■ Exercise instructions
Omit every picture, then give all the entries again exactly.

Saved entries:

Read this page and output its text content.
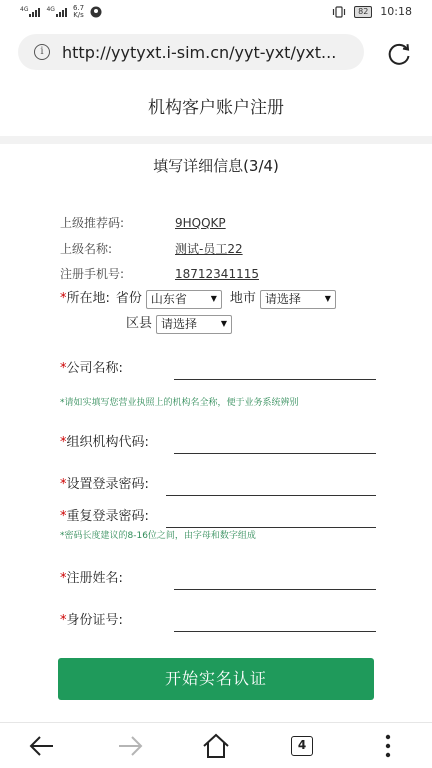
4G	4G	6.7
K/s	82	10:18
i	http://yytyxt.i-sim.cn/yyt-yxt/yxt...
机构客户账户注册
填写详细信息(3/4)
上级推荐码:	9HQQKP
上级名称:	测试-员工22
注册手机号:	18712341115
* 所在地: 省份 山东省	▼ 地市 请选择	▼
区县 请选择	▼
*公司名称:
*请如实填写您营业执照上的机构名全称，便于业务系统辨别
*组织机构代码:
*设置登录密码:
*重复登录密码:
*密码长度建议的8-16位之间，由字母和数字组成
*注册姓名:
*身份证号:
开始实名认证
4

■ Written answer
Read this page and output its text content.
4G	4G	6.7
K/s	82	10:18
i	http://yytyxt.i-sim.cn/yyt-yxt/yxt...
机构客户账户注册
填写详细信息(3/4)
上级推荐码:	9HQQKP
上级名称:	测试-员工22
注册手机号:	18712341115
* 所在地: 省份 山东省	▼ 地市 请选择	▼
区县 请选择	▼
*公司名称:
*请如实填写您营业执照上的机构名全称，便于业务系统辨别
*组织机构代码:
*设置登录密码:
*重复登录密码:
*密码长度建议的8-16位之间，由字母和数字组成
*注册姓名:
*身份证号:
开始实名认证
4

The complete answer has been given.